### CONSIGNE A
Répondez, s'il vous plaît, à ces questions sur l'extrait consacré au système éducatif :
(i) Depuis combien d'années la politique d'éducation prioritaire est-elle menée ?
(ii) Les reportages se fondent sur l'interprétation de quel rapport ?
(iii) Entre quels deux types de politiques Jean-Yves Rochex analyse-t-il des oscillations ?

### EXTRAIT DU DOCUMENT
⁂

Le système éducatif actuel doit effectivement être transformé en profondeur. Il accentue les inégalités sociales et les transforme en inégalités scolaires, il n’offre pas toujours de bonnes conditions d’accueil à tous les élèves, il n’offre pas de bonnes conditions de travail à ses personnels, ni ne reconnait leur engagement professionnel à sa juste valeur. Cela dit, on est loin du paysage que voudraient dessiner certains.
A l’inverse du discours décliniste qui nous est servi, nous croyons dans les forces de l’enseignement public, mais ces forces doivent se déployer au sein d’un système éducatif transformé, à qui l’Etat donne les moyens de donner corps à l’ambition de faire réussir tous les élèves.

Pour une politique d’éducation prioritaire ambitieuse

Depuis deux jours, on nous répète que la politique d’éducation prioritaire serait bonne à jeter. Se fondant sur une interprétation du rapport du CNESCO, les reportages s’enchainent. La tonalité de certains d’entre eux nous laisse croire que la solution serait tout simplement de mettre fin à toute forme de discrimination positive pour les élèves qui en ont le plus besoin.
Des problèmes en éducation prioritaire, il y en a ; mais ne pas distinguer les différentes orientations de cette politique menée depuis 30 ans et ignorer le travail mené au sein de nombreuses écoles est absurde, voire mal intentionné. Les détracteurs de l’Ecole devraient lire les études très intéressantes de Jean-Yves Rochex sur cette problématique. Ce dernier analyse fort justement les oscillations entre les politiques de type compensatoire et de type transformatrice. Selon ce chercheur, les objectifs de démocratisation du système scolaire n’apparaissent plus dans les politiques menées, le débat a été confisqué au profit d’une multiplication voire d’un empilement des dispositifs.

⁂

Annotations des éléments de la page
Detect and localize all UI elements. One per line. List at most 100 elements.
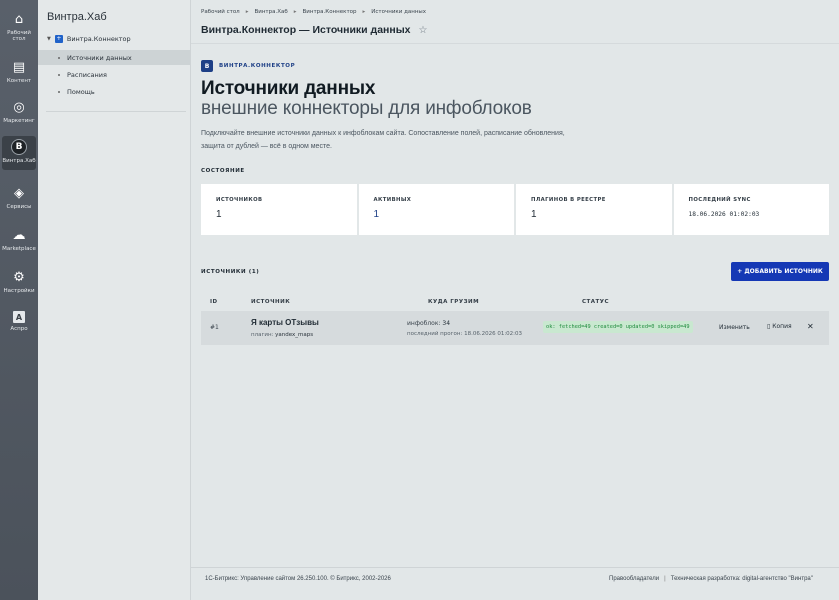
target-icon: ◎ bbox=[13, 99, 25, 115]
table-row: #1 Я карты ОТзывы плагин: yandex_maps ин… bbox=[201, 311, 829, 345]
brand: В ВИНТРА.КОННЕКТОР bbox=[201, 60, 295, 72]
footer-developer: Техническая разработка: digital-агентств… bbox=[670, 576, 813, 582]
triangle-down-icon[interactable]: ▼ bbox=[47, 36, 51, 42]
menu-item-data-sources[interactable]: Источники данных bbox=[38, 50, 190, 65]
copy-button[interactable]: ▯ Копия bbox=[767, 323, 792, 330]
header-divider bbox=[191, 43, 839, 44]
rail-item-settings[interactable]: ⚙ Настройки bbox=[2, 266, 36, 302]
breadcrumb-item-current: Источники данных bbox=[371, 9, 427, 15]
state-label: СОСТОЯНИЕ bbox=[201, 168, 245, 174]
stats-panel: ИСТОЧНИКОВ 1 АКТИВНЫХ 1 ПЛАГИНОВ В РЕЕСТ… bbox=[201, 184, 829, 235]
rail-label: Контент bbox=[6, 78, 32, 84]
footer-copyright: 1С-Битрикс: Управление сайтом 26.250.100… bbox=[205, 576, 391, 582]
footer-links: Правообладатели | Техническая разработка: … bbox=[609, 576, 813, 582]
menu-root-label: Винтра.Коннектор bbox=[66, 35, 131, 43]
row-iblock: инфоблок: 34 bbox=[407, 320, 450, 327]
vintra-logo-icon: В bbox=[201, 60, 213, 72]
iblock-label: инфоблок: bbox=[407, 320, 441, 327]
rail-label: Marketplace bbox=[2, 246, 36, 252]
document-icon: ▤ bbox=[12, 59, 26, 75]
layers-icon: ◈ bbox=[14, 185, 24, 201]
rail-item-aspro[interactable]: A Aспро bbox=[2, 308, 36, 344]
stat-value: 18.06.2026 01:02:03 bbox=[688, 211, 760, 218]
table-header: ID ИСТОЧНИК КУДА ГРУЗИМ СТАТУС bbox=[201, 295, 829, 309]
rail-label: Рабочий стол bbox=[7, 30, 31, 42]
bullet-icon bbox=[58, 73, 60, 76]
column-header-target: КУДА ГРУЗИМ bbox=[428, 299, 480, 305]
hero-title: Источники данных bbox=[201, 78, 376, 99]
cloud-download-icon: ☁ bbox=[12, 227, 26, 243]
footer-separator: | bbox=[664, 576, 666, 582]
copy-label: Копия bbox=[772, 323, 792, 330]
brand-name: ВИНТРА.КОННЕКТОР bbox=[219, 63, 296, 69]
row-last-run: последний прогон: 18.06.2026 01:02:03 bbox=[407, 331, 523, 337]
stat-value: 1 bbox=[531, 209, 537, 220]
bullet-icon bbox=[58, 56, 60, 59]
rail-item-services[interactable]: ◈ Сервисы bbox=[2, 182, 36, 218]
row-plugin: плагин: yandex_maps bbox=[251, 332, 313, 338]
stat-key: ИСТОЧНИКОВ bbox=[216, 197, 263, 203]
vintra-logo-icon: В bbox=[11, 139, 27, 155]
menu-title: Винтра.Хаб bbox=[47, 11, 107, 23]
rail-label: Маркетинг bbox=[3, 118, 35, 124]
main-content: Рабочий стол ▸ Винтра.Хаб ▸ Винтра.Коннект… bbox=[191, 0, 839, 600]
rail-label: Винтра.Хаб bbox=[2, 158, 36, 164]
stat-key: ПЛАГИНОВ В РЕЕСТРЕ bbox=[531, 197, 606, 203]
delete-icon[interactable]: ✕ bbox=[807, 322, 814, 331]
sources-label: ИСТОЧНИКИ (1) bbox=[201, 269, 260, 275]
row-id: #1 bbox=[210, 324, 219, 331]
rail-label: Aспро bbox=[10, 326, 28, 332]
plus-square-icon: + bbox=[54, 35, 63, 43]
hero-description: Подключайте внешние источники данных к и… bbox=[201, 130, 565, 150]
rail-label: Сервисы bbox=[6, 204, 32, 210]
iblock-value: 34 bbox=[442, 320, 451, 327]
rail-item-content[interactable]: ▤ Контент bbox=[2, 56, 36, 92]
plugin-value: yandex_maps bbox=[275, 332, 314, 338]
stat-value: 1 bbox=[373, 209, 380, 220]
left-rail: ⌂ Рабочий стол ▤ Контент ◎ Маркетинг В В… bbox=[0, 0, 38, 600]
stat-key: ПОСЛЕДНИЙ SYNC bbox=[688, 197, 751, 203]
column-header-status: СТАТУС bbox=[582, 299, 610, 305]
rail-item-vintra-hub[interactable]: В Винтра.Хаб bbox=[2, 136, 36, 170]
menu-item-label: Источники данных bbox=[67, 53, 132, 62]
section-menu: Винтра.Хаб ▼ + Винтра.Коннектор Источник… bbox=[38, 0, 191, 600]
breadcrumb-item[interactable]: Рабочий стол bbox=[201, 9, 240, 15]
menu-item-help[interactable]: Помощь bbox=[38, 84, 190, 99]
row-source-name[interactable]: Я карты ОТзывы bbox=[251, 318, 319, 327]
edit-button[interactable]: Изменить bbox=[719, 324, 750, 331]
star-icon[interactable]: ☆ bbox=[419, 25, 428, 36]
menu-item-label: Помощь bbox=[67, 87, 95, 96]
gear-icon: ⚙ bbox=[13, 269, 25, 285]
menu-divider bbox=[46, 111, 186, 112]
aspro-icon: A bbox=[13, 311, 25, 323]
stat-active: АКТИВНЫХ 1 bbox=[358, 184, 514, 235]
rail-label: Настройки bbox=[3, 288, 35, 294]
stat-key: АКТИВНЫХ bbox=[373, 197, 412, 203]
rail-item-marketing[interactable]: ◎ Маркетинг bbox=[2, 96, 36, 132]
column-header-source: ИСТОЧНИК bbox=[251, 299, 291, 305]
rail-item-desktop[interactable]: ⌂ Рабочий стол bbox=[2, 8, 36, 44]
stat-value: 1 bbox=[216, 209, 222, 220]
menu-item-label: Расписания bbox=[67, 70, 107, 79]
status-badge: ok: fetched=49 created=0 updated=0 skipp… bbox=[543, 321, 693, 333]
breadcrumb-item[interactable]: Винтра.Хаб bbox=[254, 9, 287, 15]
stat-sources: ИСТОЧНИКОВ 1 bbox=[201, 184, 357, 235]
footer-link-rightholders[interactable]: Правообладатели bbox=[609, 576, 659, 582]
bullet-icon bbox=[58, 90, 60, 93]
breadcrumb-item[interactable]: Винтра.Коннектор bbox=[303, 9, 357, 15]
stat-last-sync: ПОСЛЕДНИЙ SYNC 18.06.2026 01:02:03 bbox=[673, 184, 829, 235]
column-header-id: ID bbox=[210, 299, 218, 305]
menu-root-vintra-connector[interactable]: ▼ + Винтра.Коннектор bbox=[47, 35, 131, 43]
plugin-label: плагин: bbox=[251, 332, 274, 338]
page-title-text: Винтра.Коннектор — Источники данных bbox=[201, 24, 411, 36]
menu-item-schedules[interactable]: Расписания bbox=[38, 67, 190, 82]
home-icon: ⌂ bbox=[14, 11, 24, 27]
breadcrumb: Рабочий стол ▸ Винтра.Хаб ▸ Винтра.Коннект… bbox=[201, 9, 427, 15]
copy-icon: ▯ bbox=[767, 323, 771, 330]
footer-divider bbox=[191, 567, 839, 568]
rail-item-marketplace[interactable]: ☁ Marketplace bbox=[2, 224, 36, 260]
hero-subtitle: внешние коннекторы для инфоблоков bbox=[201, 98, 532, 119]
page-title: Винтра.Коннектор — Источники данных ☆ bbox=[201, 24, 428, 36]
add-source-button[interactable]: + ДОБАВИТЬ ИСТОЧНИК bbox=[731, 262, 829, 281]
stat-plugins: ПЛАГИНОВ В РЕЕСТРЕ 1 bbox=[516, 184, 672, 235]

⁂

### CONSIGNE B
Extrayez du listing, sans rien modifier, les lignes situées entre celle qui contient « target-icon: ◎ bbox=[13, 99, 25, 115] » et celle qui contient « rail-item-settings[interactable]: ⚙ Настройки », ces deux lignes comprises.

### CORRIGÉ A
(i) Depuis 30 ans.
(ii) Le rapport du CNESCO.
(iii) Les politiques de type compensatoire et celles de type transformatrice.

### CORRIGÉ B
target-icon: ◎ bbox=[13, 99, 25, 115]
table-row: #1 Я карты ОТзывы плагин: yandex_maps ин… bbox=[201, 311, 829, 345]
brand: В ВИНТРА.КОННЕКТОР bbox=[201, 60, 295, 72]
footer-developer: Техническая разработка: digital-агентств… bbox=[670, 576, 813, 582]
triangle-down-icon[interactable]: ▼ bbox=[47, 36, 51, 42]
menu-item-data-sources[interactable]: Источники данных bbox=[38, 50, 190, 65]
copy-button[interactable]: ▯ Копия bbox=[767, 323, 792, 330]
header-divider bbox=[191, 43, 839, 44]
rail-item-settings[interactable]: ⚙ Настройки bbox=[2, 266, 36, 302]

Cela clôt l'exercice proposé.